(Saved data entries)
==*==

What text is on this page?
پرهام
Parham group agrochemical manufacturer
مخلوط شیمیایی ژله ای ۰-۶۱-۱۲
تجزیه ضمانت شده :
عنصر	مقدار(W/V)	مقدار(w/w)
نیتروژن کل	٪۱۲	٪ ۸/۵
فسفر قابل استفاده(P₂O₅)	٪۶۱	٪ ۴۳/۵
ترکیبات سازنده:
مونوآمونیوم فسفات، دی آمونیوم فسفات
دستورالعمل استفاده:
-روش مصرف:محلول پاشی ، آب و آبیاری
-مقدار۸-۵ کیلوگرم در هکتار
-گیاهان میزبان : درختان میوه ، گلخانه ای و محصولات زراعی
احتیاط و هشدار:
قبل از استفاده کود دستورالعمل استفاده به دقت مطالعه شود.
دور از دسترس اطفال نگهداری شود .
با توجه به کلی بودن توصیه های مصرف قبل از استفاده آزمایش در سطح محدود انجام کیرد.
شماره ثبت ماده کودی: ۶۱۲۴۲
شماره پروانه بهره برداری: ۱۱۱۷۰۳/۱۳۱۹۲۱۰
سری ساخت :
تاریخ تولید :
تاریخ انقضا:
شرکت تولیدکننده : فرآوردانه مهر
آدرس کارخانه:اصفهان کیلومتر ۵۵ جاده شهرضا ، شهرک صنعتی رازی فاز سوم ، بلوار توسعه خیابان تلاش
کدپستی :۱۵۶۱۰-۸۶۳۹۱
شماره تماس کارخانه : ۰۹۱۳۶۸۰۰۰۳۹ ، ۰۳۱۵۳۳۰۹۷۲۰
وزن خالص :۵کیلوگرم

==*==

• [Task to complete] Each entry above is to be printed again exactly.

• [Task response]
What text is on this page?
پرهام
Parham group agrochemical manufacturer
مخلوط شیمیایی ژله ای ۰-۶۱-۱۲
تجزیه ضمانت شده :
عنصر	مقدار(W/V)	مقدار(w/w)
نیتروژن کل	٪۱۲	٪ ۸/۵
فسفر قابل استفاده(P₂O₅)	٪۶۱	٪ ۴۳/۵
ترکیبات سازنده:
مونوآمونیوم فسفات، دی آمونیوم فسفات
دستورالعمل استفاده:
-روش مصرف:محلول پاشی ، آب و آبیاری
-مقدار۸-۵ کیلوگرم در هکتار
-گیاهان میزبان : درختان میوه ، گلخانه ای و محصولات زراعی
احتیاط و هشدار:
قبل از استفاده کود دستورالعمل استفاده به دقت مطالعه شود.
دور از دسترس اطفال نگهداری شود .
با توجه به کلی بودن توصیه های مصرف قبل از استفاده آزمایش در سطح محدود انجام کیرد.
شماره ثبت ماده کودی: ۶۱۲۴۲
شماره پروانه بهره برداری: ۱۱۱۷۰۳/۱۳۱۹۲۱۰
سری ساخت :
تاریخ تولید :
تاریخ انقضا:
شرکت تولیدکننده : فرآوردانه مهر
آدرس کارخانه:اصفهان کیلومتر ۵۵ جاده شهرضا ، شهرک صنعتی رازی فاز سوم ، بلوار توسعه خیابان تلاش
کدپستی :۱۵۶۱۰-۸۶۳۹۱
شماره تماس کارخانه : ۰۹۱۳۶۸۰۰۰۳۹ ، ۰۳۱۵۳۳۰۹۷۲۰
وزن خالص :۵کیلوگرم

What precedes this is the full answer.